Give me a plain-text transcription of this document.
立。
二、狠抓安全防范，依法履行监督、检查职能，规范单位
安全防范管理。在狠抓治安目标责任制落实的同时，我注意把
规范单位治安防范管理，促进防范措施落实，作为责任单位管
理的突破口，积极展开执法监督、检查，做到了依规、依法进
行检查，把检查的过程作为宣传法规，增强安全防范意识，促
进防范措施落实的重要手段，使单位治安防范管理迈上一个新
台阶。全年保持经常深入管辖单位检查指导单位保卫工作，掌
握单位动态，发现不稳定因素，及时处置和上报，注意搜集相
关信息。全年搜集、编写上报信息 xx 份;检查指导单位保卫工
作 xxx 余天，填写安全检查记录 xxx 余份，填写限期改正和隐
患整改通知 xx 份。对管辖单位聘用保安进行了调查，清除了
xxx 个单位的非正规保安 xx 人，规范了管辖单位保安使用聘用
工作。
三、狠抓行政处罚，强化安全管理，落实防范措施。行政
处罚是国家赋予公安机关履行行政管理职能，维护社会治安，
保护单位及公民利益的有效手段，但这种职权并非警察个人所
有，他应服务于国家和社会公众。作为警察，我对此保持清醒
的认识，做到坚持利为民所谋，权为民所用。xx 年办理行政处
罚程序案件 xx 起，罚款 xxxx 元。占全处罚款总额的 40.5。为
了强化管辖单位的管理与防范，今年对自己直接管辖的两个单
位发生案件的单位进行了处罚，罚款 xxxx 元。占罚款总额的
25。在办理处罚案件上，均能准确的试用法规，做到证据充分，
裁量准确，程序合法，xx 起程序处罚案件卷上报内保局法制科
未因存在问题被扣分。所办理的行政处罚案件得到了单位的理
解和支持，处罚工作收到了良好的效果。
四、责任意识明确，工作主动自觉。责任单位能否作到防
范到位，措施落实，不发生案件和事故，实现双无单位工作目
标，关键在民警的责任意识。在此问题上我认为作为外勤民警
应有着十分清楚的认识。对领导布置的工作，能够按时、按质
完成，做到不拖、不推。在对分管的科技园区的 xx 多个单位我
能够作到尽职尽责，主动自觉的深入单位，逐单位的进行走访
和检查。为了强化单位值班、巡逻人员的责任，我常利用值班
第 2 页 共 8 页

========

WRITTEN EXERCISE —
Extract all of the material exactly as it is written.

ANSWER TO THE EXERCISE —
Give me a plain-text transcription of this document.
立。
二、狠抓安全防范，依法履行监督、检查职能，规范单位
安全防范管理。在狠抓治安目标责任制落实的同时，我注意把
规范单位治安防范管理，促进防范措施落实，作为责任单位管
理的突破口，积极展开执法监督、检查，做到了依规、依法进
行检查，把检查的过程作为宣传法规，增强安全防范意识，促
进防范措施落实的重要手段，使单位治安防范管理迈上一个新
台阶。全年保持经常深入管辖单位检查指导单位保卫工作，掌
握单位动态，发现不稳定因素，及时处置和上报，注意搜集相
关信息。全年搜集、编写上报信息 xx 份;检查指导单位保卫工
作 xxx 余天，填写安全检查记录 xxx 余份，填写限期改正和隐
患整改通知 xx 份。对管辖单位聘用保安进行了调查，清除了
xxx 个单位的非正规保安 xx 人，规范了管辖单位保安使用聘用
工作。
三、狠抓行政处罚，强化安全管理，落实防范措施。行政
处罚是国家赋予公安机关履行行政管理职能，维护社会治安，
保护单位及公民利益的有效手段，但这种职权并非警察个人所
有，他应服务于国家和社会公众。作为警察，我对此保持清醒
的认识，做到坚持利为民所谋，权为民所用。xx 年办理行政处
罚程序案件 xx 起，罚款 xxxx 元。占全处罚款总额的 40.5。为
了强化管辖单位的管理与防范，今年对自己直接管辖的两个单
位发生案件的单位进行了处罚，罚款 xxxx 元。占罚款总额的
25。在办理处罚案件上，均能准确的试用法规，做到证据充分，
裁量准确，程序合法，xx 起程序处罚案件卷上报内保局法制科
未因存在问题被扣分。所办理的行政处罚案件得到了单位的理
解和支持，处罚工作收到了良好的效果。
四、责任意识明确，工作主动自觉。责任单位能否作到防
范到位，措施落实，不发生案件和事故，实现双无单位工作目
标，关键在民警的责任意识。在此问题上我认为作为外勤民警
应有着十分清楚的认识。对领导布置的工作，能够按时、按质
完成，做到不拖、不推。在对分管的科技园区的 xx 多个单位我
能够作到尽职尽责，主动自觉的深入单位，逐单位的进行走访
和检查。为了强化单位值班、巡逻人员的责任，我常利用值班
第 2 页 共 8 页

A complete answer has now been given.